BEGIN Material for this task

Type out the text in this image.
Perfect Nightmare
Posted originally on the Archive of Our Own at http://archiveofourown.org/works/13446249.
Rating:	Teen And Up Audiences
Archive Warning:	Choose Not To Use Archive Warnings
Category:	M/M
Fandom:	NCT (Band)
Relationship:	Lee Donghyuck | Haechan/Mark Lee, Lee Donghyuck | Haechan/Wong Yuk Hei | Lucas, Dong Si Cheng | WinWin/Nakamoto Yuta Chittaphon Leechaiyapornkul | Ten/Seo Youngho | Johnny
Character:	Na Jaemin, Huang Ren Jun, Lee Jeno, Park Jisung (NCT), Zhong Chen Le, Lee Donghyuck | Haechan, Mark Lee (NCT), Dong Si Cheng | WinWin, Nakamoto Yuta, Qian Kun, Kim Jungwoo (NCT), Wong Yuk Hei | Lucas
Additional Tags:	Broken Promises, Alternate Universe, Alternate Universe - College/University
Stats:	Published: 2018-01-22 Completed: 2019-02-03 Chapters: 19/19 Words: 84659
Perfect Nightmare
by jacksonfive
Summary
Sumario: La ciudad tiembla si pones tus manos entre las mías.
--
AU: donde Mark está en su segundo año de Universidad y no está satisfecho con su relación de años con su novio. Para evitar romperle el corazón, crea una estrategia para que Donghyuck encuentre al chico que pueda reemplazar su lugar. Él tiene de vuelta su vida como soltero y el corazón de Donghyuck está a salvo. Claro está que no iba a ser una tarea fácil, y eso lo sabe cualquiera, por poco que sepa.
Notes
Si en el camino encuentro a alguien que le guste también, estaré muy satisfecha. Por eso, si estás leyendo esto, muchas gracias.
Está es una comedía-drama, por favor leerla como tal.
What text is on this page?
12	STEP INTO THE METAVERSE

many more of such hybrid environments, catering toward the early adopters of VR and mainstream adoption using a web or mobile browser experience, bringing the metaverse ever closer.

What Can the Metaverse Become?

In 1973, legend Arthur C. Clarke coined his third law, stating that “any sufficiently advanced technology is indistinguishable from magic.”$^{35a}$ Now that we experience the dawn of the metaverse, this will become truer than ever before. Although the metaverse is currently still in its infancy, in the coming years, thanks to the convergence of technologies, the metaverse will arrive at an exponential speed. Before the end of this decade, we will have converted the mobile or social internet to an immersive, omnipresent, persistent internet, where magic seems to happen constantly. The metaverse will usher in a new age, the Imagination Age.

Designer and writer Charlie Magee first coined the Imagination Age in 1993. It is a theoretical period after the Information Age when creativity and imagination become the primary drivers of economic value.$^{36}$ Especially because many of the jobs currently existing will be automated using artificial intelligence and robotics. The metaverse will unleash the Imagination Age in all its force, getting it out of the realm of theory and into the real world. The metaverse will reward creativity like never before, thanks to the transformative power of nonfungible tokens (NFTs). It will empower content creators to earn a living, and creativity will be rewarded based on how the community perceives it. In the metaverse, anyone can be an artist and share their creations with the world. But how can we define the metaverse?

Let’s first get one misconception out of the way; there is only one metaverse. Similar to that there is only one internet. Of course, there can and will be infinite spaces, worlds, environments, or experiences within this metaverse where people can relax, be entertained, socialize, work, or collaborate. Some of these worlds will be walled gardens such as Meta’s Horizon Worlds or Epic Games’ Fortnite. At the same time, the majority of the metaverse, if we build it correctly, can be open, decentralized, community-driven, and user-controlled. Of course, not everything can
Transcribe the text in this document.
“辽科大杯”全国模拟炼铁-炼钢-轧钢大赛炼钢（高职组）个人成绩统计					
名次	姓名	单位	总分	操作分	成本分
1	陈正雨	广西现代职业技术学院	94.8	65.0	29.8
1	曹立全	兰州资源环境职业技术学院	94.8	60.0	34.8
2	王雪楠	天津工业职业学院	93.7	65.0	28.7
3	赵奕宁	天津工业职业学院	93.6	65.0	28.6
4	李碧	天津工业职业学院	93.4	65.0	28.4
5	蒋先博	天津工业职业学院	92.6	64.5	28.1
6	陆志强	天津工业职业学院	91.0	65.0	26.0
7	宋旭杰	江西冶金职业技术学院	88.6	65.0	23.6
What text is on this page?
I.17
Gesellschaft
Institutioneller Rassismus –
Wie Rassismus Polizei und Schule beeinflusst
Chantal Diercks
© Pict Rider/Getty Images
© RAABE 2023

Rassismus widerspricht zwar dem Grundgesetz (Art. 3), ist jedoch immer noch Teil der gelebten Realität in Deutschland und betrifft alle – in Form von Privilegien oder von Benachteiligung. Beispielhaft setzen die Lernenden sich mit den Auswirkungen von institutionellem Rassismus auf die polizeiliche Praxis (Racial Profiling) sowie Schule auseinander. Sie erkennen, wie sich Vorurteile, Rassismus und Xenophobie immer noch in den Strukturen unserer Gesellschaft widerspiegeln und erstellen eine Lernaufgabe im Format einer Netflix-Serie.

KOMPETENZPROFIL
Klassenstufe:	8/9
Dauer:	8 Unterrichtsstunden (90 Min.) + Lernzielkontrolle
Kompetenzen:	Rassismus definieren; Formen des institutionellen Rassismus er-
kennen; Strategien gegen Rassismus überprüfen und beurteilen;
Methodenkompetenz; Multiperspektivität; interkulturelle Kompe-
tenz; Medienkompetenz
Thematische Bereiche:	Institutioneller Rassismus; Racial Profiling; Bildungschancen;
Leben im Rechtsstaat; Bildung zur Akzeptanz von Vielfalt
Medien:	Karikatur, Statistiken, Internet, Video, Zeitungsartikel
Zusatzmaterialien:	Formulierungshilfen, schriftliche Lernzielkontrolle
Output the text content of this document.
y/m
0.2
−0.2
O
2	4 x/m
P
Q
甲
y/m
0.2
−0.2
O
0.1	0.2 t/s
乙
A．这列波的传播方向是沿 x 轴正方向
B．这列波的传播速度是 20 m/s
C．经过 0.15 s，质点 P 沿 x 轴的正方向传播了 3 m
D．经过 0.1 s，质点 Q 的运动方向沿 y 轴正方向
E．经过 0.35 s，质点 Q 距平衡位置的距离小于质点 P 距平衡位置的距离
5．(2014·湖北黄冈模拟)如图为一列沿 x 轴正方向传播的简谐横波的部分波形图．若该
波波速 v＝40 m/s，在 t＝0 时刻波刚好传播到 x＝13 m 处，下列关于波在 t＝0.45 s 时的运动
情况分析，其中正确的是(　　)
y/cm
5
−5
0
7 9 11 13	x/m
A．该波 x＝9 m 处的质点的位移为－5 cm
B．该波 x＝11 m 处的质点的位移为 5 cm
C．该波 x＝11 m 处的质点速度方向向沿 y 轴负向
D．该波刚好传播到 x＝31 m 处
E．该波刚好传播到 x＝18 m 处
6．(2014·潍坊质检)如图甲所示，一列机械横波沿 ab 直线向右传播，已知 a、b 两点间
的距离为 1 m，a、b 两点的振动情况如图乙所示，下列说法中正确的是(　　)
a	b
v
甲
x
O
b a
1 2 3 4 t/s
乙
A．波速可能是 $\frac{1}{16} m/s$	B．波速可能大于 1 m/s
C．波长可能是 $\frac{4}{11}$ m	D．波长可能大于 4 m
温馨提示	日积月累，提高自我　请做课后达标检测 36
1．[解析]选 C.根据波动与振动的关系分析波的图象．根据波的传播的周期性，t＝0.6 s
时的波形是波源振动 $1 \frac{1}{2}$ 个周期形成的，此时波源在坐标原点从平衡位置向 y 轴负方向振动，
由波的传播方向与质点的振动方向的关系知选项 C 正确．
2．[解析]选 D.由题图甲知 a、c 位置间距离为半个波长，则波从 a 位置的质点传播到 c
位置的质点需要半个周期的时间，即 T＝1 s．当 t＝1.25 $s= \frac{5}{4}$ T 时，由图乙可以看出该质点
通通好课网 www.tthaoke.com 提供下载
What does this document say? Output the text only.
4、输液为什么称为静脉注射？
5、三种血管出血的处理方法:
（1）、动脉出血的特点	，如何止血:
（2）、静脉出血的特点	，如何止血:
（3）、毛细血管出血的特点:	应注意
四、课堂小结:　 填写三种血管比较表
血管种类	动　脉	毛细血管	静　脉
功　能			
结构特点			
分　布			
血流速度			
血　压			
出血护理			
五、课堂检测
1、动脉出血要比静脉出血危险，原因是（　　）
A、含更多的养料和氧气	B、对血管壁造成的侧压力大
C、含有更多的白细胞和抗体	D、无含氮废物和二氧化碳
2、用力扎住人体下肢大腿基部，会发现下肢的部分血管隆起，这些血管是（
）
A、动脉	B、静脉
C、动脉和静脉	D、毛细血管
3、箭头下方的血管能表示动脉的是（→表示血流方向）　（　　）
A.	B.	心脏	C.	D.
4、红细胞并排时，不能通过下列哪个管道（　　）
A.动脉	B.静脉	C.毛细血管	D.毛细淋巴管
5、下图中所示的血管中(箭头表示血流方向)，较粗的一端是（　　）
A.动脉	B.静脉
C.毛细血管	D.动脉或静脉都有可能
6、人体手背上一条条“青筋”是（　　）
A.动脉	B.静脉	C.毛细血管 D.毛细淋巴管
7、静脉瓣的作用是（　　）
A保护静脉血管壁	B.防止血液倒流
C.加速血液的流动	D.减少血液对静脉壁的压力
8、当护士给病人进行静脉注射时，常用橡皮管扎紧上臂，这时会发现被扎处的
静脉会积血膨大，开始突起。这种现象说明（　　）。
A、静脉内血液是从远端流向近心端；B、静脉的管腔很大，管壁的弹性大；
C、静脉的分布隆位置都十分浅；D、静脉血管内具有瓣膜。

END Material for this task

• Task to carry out:
Among the entries above, how many lines hold the string "Wong"? Respond with nothing but the number.

• Response for this exercise:
2